_CHALLENGE:_ Find all lines in the listing that include the word "kind", then copy them.

_STORED DATA:_
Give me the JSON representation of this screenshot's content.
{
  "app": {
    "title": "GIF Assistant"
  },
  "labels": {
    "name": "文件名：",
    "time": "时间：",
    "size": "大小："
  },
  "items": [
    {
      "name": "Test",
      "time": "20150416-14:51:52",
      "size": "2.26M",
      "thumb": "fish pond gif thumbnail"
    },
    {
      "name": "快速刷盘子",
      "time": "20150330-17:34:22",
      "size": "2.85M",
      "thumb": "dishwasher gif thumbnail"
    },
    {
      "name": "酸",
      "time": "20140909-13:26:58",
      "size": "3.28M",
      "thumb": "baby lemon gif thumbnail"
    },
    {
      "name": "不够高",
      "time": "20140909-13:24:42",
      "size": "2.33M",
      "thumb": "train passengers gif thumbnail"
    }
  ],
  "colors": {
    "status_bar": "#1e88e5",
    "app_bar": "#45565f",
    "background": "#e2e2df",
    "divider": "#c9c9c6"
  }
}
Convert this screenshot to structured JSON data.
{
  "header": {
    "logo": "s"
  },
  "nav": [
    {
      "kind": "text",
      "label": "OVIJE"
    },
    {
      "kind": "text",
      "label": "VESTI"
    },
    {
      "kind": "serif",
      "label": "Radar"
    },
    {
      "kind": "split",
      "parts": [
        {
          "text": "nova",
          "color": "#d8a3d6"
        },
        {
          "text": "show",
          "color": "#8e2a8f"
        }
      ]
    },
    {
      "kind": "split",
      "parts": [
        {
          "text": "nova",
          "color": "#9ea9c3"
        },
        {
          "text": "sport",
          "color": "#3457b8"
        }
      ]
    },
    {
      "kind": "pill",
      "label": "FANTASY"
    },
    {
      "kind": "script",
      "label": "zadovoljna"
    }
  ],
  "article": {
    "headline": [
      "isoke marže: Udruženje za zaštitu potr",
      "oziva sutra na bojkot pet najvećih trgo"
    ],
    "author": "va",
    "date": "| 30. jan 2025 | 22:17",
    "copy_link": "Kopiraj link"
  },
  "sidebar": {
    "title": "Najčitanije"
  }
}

==

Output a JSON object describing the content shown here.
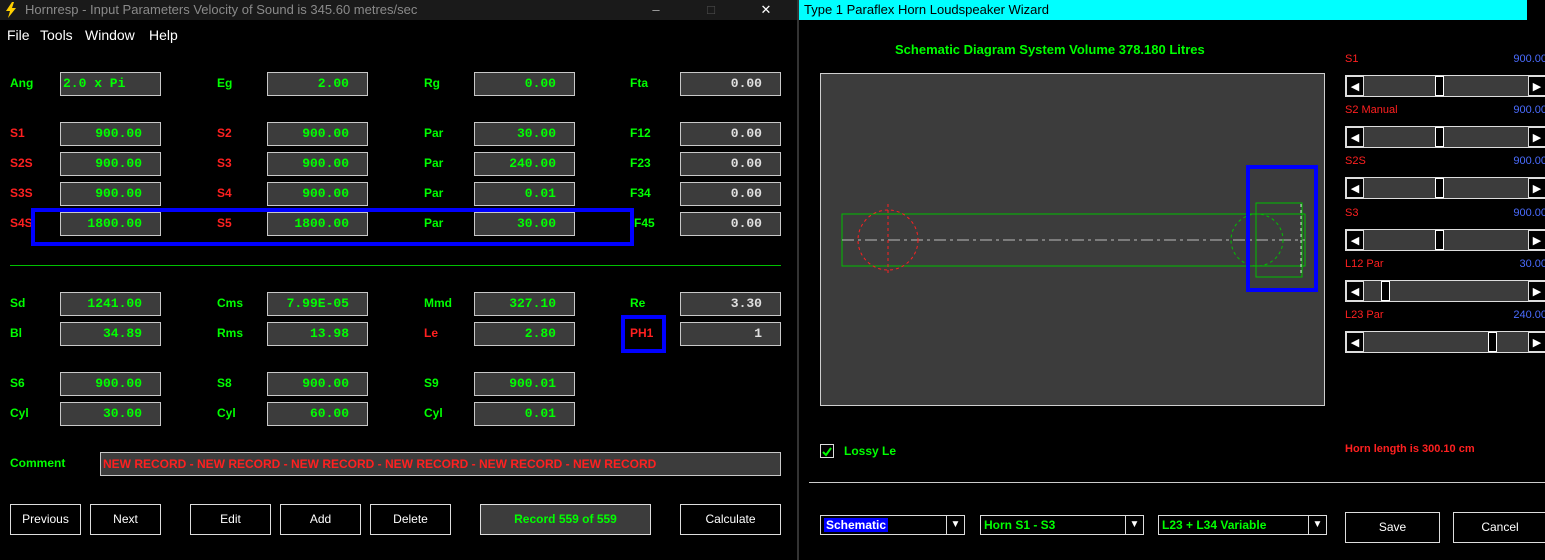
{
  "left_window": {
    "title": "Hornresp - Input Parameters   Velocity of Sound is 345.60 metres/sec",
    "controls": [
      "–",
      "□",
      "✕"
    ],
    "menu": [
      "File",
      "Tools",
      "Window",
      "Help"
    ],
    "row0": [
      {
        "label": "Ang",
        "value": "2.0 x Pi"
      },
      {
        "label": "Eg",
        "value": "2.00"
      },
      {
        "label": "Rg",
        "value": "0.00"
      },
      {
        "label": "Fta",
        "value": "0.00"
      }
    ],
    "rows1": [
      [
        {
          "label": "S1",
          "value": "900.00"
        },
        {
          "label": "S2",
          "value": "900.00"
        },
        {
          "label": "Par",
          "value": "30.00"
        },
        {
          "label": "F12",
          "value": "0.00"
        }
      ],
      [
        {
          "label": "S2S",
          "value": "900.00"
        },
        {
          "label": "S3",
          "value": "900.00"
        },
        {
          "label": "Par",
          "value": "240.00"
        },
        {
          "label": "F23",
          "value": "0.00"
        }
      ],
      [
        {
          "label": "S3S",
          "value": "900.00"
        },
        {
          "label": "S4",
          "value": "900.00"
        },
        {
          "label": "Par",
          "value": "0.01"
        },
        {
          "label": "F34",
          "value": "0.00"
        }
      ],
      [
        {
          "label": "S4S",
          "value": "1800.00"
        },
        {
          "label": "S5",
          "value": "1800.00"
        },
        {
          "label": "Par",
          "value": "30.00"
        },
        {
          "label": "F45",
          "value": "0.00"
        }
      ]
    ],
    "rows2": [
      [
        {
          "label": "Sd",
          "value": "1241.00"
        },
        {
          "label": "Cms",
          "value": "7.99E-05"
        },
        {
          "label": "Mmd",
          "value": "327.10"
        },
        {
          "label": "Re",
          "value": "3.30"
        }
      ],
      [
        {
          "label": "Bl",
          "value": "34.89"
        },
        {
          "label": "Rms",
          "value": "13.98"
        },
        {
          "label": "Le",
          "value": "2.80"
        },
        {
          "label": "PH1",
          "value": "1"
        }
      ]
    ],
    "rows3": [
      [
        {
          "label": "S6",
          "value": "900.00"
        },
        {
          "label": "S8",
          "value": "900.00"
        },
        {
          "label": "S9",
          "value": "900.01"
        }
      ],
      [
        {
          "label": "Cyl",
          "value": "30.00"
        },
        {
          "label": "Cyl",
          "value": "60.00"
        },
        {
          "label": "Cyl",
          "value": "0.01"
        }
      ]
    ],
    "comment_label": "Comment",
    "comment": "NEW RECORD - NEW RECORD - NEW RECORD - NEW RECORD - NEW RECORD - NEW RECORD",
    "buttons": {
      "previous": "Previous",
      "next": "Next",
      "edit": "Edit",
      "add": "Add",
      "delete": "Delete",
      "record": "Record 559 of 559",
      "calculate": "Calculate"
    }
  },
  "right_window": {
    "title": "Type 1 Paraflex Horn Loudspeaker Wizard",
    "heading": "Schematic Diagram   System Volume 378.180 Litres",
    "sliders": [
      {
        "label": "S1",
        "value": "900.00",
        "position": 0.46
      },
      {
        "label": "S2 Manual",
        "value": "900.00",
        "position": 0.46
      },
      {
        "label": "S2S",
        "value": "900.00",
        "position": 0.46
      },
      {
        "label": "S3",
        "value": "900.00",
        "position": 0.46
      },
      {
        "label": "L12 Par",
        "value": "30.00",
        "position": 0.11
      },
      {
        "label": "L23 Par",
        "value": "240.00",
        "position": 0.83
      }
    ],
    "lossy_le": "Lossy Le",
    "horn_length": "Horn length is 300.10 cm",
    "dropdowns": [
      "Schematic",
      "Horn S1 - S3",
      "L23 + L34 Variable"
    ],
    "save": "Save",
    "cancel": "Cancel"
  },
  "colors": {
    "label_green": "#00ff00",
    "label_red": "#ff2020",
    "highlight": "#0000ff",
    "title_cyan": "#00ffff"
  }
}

_RESULT FOR THIS TASK:_
      "kind": "text",
      "kind": "text",
      "kind": "serif",
      "kind": "split",
      "kind": "split",
      "kind": "pill",
      "kind": "script",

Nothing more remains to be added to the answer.